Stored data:
○ ○ ○ ○ ○ ○ ○
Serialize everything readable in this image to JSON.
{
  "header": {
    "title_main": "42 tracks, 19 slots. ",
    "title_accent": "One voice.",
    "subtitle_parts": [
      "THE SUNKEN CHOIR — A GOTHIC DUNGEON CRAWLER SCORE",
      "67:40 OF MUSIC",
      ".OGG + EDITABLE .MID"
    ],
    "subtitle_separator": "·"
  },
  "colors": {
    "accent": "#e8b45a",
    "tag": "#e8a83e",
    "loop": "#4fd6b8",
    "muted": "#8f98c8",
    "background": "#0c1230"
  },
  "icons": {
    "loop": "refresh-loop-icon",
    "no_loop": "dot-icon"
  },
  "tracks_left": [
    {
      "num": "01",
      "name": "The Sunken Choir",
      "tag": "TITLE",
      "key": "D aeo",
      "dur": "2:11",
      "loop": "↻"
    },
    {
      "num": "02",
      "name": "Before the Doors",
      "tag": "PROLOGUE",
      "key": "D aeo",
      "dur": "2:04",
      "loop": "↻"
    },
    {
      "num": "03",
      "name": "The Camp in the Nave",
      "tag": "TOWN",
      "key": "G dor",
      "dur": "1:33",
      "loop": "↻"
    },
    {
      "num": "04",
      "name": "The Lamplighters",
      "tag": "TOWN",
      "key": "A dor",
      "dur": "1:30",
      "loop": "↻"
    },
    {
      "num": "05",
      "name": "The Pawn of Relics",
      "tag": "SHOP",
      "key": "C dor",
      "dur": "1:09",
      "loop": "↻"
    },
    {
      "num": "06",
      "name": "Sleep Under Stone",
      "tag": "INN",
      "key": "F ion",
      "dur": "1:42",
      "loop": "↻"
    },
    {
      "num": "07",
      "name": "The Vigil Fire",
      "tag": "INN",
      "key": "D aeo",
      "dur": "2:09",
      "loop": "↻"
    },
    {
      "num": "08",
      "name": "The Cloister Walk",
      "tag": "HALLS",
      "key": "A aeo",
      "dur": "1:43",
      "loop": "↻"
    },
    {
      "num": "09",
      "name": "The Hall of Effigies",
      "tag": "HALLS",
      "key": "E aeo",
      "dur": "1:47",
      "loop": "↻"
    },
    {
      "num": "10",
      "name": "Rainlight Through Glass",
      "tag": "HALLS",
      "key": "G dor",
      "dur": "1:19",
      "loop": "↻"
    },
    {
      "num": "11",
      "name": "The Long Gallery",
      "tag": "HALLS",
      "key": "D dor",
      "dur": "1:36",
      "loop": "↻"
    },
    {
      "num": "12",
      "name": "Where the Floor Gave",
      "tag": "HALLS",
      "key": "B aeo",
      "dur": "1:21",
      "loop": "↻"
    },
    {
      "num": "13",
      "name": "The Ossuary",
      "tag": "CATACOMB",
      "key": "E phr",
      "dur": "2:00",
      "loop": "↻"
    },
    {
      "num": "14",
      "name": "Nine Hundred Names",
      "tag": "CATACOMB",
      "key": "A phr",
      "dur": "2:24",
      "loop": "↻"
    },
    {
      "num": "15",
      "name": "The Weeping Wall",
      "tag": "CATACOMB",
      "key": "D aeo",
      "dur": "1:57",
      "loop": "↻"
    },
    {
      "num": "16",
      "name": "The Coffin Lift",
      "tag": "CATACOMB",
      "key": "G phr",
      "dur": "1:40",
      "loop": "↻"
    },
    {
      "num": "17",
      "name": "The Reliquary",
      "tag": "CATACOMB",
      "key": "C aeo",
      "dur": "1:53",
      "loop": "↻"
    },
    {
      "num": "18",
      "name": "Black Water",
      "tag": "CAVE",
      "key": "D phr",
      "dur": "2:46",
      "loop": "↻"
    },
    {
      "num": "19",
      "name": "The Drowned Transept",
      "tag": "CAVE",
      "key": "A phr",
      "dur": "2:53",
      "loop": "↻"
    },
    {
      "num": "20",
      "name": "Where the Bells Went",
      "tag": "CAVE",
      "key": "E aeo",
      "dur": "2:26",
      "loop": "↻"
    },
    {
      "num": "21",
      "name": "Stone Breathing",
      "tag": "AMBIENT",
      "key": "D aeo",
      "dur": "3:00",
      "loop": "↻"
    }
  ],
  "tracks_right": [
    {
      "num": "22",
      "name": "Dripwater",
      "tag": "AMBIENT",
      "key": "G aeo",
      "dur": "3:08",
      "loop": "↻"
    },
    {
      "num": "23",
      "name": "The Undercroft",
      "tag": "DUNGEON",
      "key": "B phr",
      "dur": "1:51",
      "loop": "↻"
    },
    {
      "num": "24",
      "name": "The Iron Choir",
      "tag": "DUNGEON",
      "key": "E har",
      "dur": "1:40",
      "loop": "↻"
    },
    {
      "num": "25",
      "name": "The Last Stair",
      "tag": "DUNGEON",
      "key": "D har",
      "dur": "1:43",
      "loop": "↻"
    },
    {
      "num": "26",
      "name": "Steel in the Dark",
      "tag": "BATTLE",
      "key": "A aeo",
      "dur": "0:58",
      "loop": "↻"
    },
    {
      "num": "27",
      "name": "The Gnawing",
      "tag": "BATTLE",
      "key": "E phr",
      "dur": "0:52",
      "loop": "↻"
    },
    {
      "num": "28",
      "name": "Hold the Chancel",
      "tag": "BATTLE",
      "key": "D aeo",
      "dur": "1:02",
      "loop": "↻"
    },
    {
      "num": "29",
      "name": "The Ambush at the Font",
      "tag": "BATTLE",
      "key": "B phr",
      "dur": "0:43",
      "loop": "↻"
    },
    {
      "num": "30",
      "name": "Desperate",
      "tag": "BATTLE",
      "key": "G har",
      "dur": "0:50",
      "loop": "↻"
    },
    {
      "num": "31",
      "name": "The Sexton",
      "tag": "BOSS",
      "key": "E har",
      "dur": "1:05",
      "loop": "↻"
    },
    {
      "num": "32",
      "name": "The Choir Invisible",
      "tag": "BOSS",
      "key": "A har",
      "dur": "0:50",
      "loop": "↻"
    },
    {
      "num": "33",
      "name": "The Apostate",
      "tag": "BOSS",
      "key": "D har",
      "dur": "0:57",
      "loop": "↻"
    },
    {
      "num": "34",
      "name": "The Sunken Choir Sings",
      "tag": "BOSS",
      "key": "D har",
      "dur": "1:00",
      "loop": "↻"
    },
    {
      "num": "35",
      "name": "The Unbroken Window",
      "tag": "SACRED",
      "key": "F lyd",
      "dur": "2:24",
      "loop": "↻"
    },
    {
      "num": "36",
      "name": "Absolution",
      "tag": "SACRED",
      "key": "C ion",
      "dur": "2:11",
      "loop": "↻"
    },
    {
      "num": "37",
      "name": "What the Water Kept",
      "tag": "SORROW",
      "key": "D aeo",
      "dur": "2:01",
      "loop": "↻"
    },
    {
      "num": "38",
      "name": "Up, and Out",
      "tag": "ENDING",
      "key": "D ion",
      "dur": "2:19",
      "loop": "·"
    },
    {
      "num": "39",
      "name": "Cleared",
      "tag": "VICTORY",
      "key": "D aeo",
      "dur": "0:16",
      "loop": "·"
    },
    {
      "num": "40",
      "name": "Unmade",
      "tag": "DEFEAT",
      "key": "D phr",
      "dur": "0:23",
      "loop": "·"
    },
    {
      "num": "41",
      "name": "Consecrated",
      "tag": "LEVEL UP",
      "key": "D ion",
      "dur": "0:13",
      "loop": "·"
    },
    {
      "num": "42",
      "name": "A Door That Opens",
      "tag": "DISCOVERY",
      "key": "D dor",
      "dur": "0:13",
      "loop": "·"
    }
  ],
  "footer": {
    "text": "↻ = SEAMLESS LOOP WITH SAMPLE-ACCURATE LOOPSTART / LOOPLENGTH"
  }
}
○ ○ ○ ○ ○ ○ ○
Output all preceding records character for character.

■ **CORRECT RESPONSE**:
Serialize everything readable in this image to JSON.
{
  "header": {
    "title_main": "42 tracks, 19 slots. ",
    "title_accent": "One voice.",
    "subtitle_parts": [
      "THE SUNKEN CHOIR — A GOTHIC DUNGEON CRAWLER SCORE",
      "67:40 OF MUSIC",
      ".OGG + EDITABLE .MID"
    ],
    "subtitle_separator": "·"
  },
  "colors": {
    "accent": "#e8b45a",
    "tag": "#e8a83e",
    "loop": "#4fd6b8",
    "muted": "#8f98c8",
    "background": "#0c1230"
  },
  "icons": {
    "loop": "refresh-loop-icon",
    "no_loop": "dot-icon"
  },
  "tracks_left": [
    {
      "num": "01",
      "name": "The Sunken Choir",
      "tag": "TITLE",
      "key": "D aeo",
      "dur": "2:11",
      "loop": "↻"
    },
    {
      "num": "02",
      "name": "Before the Doors",
      "tag": "PROLOGUE",
      "key": "D aeo",
      "dur": "2:04",
      "loop": "↻"
    },
    {
      "num": "03",
      "name": "The Camp in the Nave",
      "tag": "TOWN",
      "key": "G dor",
      "dur": "1:33",
      "loop": "↻"
    },
    {
      "num": "04",
      "name": "The Lamplighters",
      "tag": "TOWN",
      "key": "A dor",
      "dur": "1:30",
      "loop": "↻"
    },
    {
      "num": "05",
      "name": "The Pawn of Relics",
      "tag": "SHOP",
      "key": "C dor",
      "dur": "1:09",
      "loop": "↻"
    },
    {
      "num": "06",
      "name": "Sleep Under Stone",
      "tag": "INN",
      "key": "F ion",
      "dur": "1:42",
      "loop": "↻"
    },
    {
      "num": "07",
      "name": "The Vigil Fire",
      "tag": "INN",
      "key": "D aeo",
      "dur": "2:09",
      "loop": "↻"
    },
    {
      "num": "08",
      "name": "The Cloister Walk",
      "tag": "HALLS",
      "key": "A aeo",
      "dur": "1:43",
      "loop": "↻"
    },
    {
      "num": "09",
      "name": "The Hall of Effigies",
      "tag": "HALLS",
      "key": "E aeo",
      "dur": "1:47",
      "loop": "↻"
    },
    {
      "num": "10",
      "name": "Rainlight Through Glass",
      "tag": "HALLS",
      "key": "G dor",
      "dur": "1:19",
      "loop": "↻"
    },
    {
      "num": "11",
      "name": "The Long Gallery",
      "tag": "HALLS",
      "key": "D dor",
      "dur": "1:36",
      "loop": "↻"
    },
    {
      "num": "12",
      "name": "Where the Floor Gave",
      "tag": "HALLS",
      "key": "B aeo",
      "dur": "1:21",
      "loop": "↻"
    },
    {
      "num": "13",
      "name": "The Ossuary",
      "tag": "CATACOMB",
      "key": "E phr",
      "dur": "2:00",
      "loop": "↻"
    },
    {
      "num": "14",
      "name": "Nine Hundred Names",
      "tag": "CATACOMB",
      "key": "A phr",
      "dur": "2:24",
      "loop": "↻"
    },
    {
      "num": "15",
      "name": "The Weeping Wall",
      "tag": "CATACOMB",
      "key": "D aeo",
      "dur": "1:57",
      "loop": "↻"
    },
    {
      "num": "16",
      "name": "The Coffin Lift",
      "tag": "CATACOMB",
      "key": "G phr",
      "dur": "1:40",
      "loop": "↻"
    },
    {
      "num": "17",
      "name": "The Reliquary",
      "tag": "CATACOMB",
      "key": "C aeo",
      "dur": "1:53",
      "loop": "↻"
    },
    {
      "num": "18",
      "name": "Black Water",
      "tag": "CAVE",
      "key": "D phr",
      "dur": "2:46",
      "loop": "↻"
    },
    {
      "num": "19",
      "name": "The Drowned Transept",
      "tag": "CAVE",
      "key": "A phr",
      "dur": "2:53",
      "loop": "↻"
    },
    {
      "num": "20",
      "name": "Where the Bells Went",
      "tag": "CAVE",
      "key": "E aeo",
      "dur": "2:26",
      "loop": "↻"
    },
    {
      "num": "21",
      "name": "Stone Breathing",
      "tag": "AMBIENT",
      "key": "D aeo",
      "dur": "3:00",
      "loop": "↻"
    }
  ],
  "tracks_right": [
    {
      "num": "22",
      "name": "Dripwater",
      "tag": "AMBIENT",
      "key": "G aeo",
      "dur": "3:08",
      "loop": "↻"
    },
    {
      "num": "23",
      "name": "The Undercroft",
      "tag": "DUNGEON",
      "key": "B phr",
      "dur": "1:51",
      "loop": "↻"
    },
    {
      "num": "24",
      "name": "The Iron Choir",
      "tag": "DUNGEON",
      "key": "E har",
      "dur": "1:40",
      "loop": "↻"
    },
    {
      "num": "25",
      "name": "The Last Stair",
      "tag": "DUNGEON",
      "key": "D har",
      "dur": "1:43",
      "loop": "↻"
    },
    {
      "num": "26",
      "name": "Steel in the Dark",
      "tag": "BATTLE",
      "key": "A aeo",
      "dur": "0:58",
      "loop": "↻"
    },
    {
      "num": "27",
      "name": "The Gnawing",
      "tag": "BATTLE",
      "key": "E phr",
      "dur": "0:52",
      "loop": "↻"
    },
    {
      "num": "28",
      "name": "Hold the Chancel",
      "tag": "BATTLE",
      "key": "D aeo",
      "dur": "1:02",
      "loop": "↻"
    },
    {
      "num": "29",
      "name": "The Ambush at the Font",
      "tag": "BATTLE",
      "key": "B phr",
      "dur": "0:43",
      "loop": "↻"
    },
    {
      "num": "30",
      "name": "Desperate",
      "tag": "BATTLE",
      "key": "G har",
      "dur": "0:50",
      "loop": "↻"
    },
    {
      "num": "31",
      "name": "The Sexton",
      "tag": "BOSS",
      "key": "E har",
      "dur": "1:05",
      "loop": "↻"
    },
    {
      "num": "32",
      "name": "The Choir Invisible",
      "tag": "BOSS",
      "key": "A har",
      "dur": "0:50",
      "loop": "↻"
    },
    {
      "num": "33",
      "name": "The Apostate",
      "tag": "BOSS",
      "key": "D har",
      "dur": "0:57",
      "loop": "↻"
    },
    {
      "num": "34",
      "name": "The Sunken Choir Sings",
      "tag": "BOSS",
      "key": "D har",
      "dur": "1:00",
      "loop": "↻"
    },
    {
      "num": "35",
      "name": "The Unbroken Window",
      "tag": "SACRED",
      "key": "F lyd",
      "dur": "2:24",
      "loop": "↻"
    },
    {
      "num": "36",
      "name": "Absolution",
      "tag": "SACRED",
      "key": "C ion",
      "dur": "2:11",
      "loop": "↻"
    },
    {
      "num": "37",
      "name": "What the Water Kept",
      "tag": "SORROW",
      "key": "D aeo",
      "dur": "2:01",
      "loop": "↻"
    },
    {
      "num": "38",
      "name": "Up, and Out",
      "tag": "ENDING",
      "key": "D ion",
      "dur": "2:19",
      "loop": "·"
    },
    {
      "num": "39",
      "name": "Cleared",
      "tag": "VICTORY",
      "key": "D aeo",
      "dur": "0:16",
      "loop": "·"
    },
    {
      "num": "40",
      "name": "Unmade",
      "tag": "DEFEAT",
      "key": "D phr",
      "dur": "0:23",
      "loop": "·"
    },
    {
      "num": "41",
      "name": "Consecrated",
      "tag": "LEVEL UP",
      "key": "D ion",
      "dur": "0:13",
      "loop": "·"
    },
    {
      "num": "42",
      "name": "A Door That Opens",
      "tag": "DISCOVERY",
      "key": "D dor",
      "dur": "0:13",
      "loop": "·"
    }
  ],
  "footer": {
    "text": "↻ = SEAMLESS LOOP WITH SAMPLE-ACCURATE LOOPSTART / LOOPLENGTH"
  }
}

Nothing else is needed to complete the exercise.